ROWS:
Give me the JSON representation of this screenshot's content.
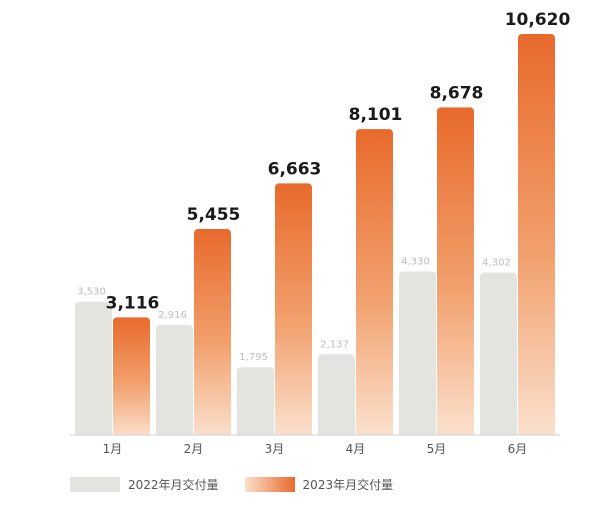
{
  "chart_data": {
    "type": "bar",
    "categories": [
      "1月",
      "2月",
      "3月",
      "4月",
      "5月",
      "6月"
    ],
    "series": [
      {
        "name": "2022年月交付量",
        "values": [
          3530,
          2916,
          1795,
          2137,
          4330,
          4302
        ],
        "labels": [
          "3,530",
          "2,916",
          "1,795",
          "2,137",
          "4,330",
          "4,302"
        ],
        "color": "#e3e3df"
      },
      {
        "name": "2023年月交付量",
        "values": [
          3116,
          5455,
          6663,
          8101,
          8678,
          10620
        ],
        "labels": [
          "3,116",
          "5,455",
          "6,663",
          "8,101",
          "8,678",
          "10,620"
        ],
        "color": "#e86a2c"
      }
    ],
    "ylim": [
      0,
      10620
    ],
    "grid": false,
    "legend": "bottom-left"
  }
}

WHAT YOU NEED TO DO:
Reproduce all of the data exactly, omitting each picture it holds.

THE REPLY:
Give me the JSON representation of this screenshot's content.
{
  "chart_data": {
    "type": "bar",
    "categories": [
      "1月",
      "2月",
      "3月",
      "4月",
      "5月",
      "6月"
    ],
    "series": [
      {
        "name": "2022年月交付量",
        "values": [
          3530,
          2916,
          1795,
          2137,
          4330,
          4302
        ],
        "labels": [
          "3,530",
          "2,916",
          "1,795",
          "2,137",
          "4,330",
          "4,302"
        ],
        "color": "#e3e3df"
      },
      {
        "name": "2023年月交付量",
        "values": [
          3116,
          5455,
          6663,
          8101,
          8678,
          10620
        ],
        "labels": [
          "3,116",
          "5,455",
          "6,663",
          "8,101",
          "8,678",
          "10,620"
        ],
        "color": "#e86a2c"
      }
    ],
    "ylim": [
      0,
      10620
    ],
    "grid": false,
    "legend": "bottom-left"
  }
}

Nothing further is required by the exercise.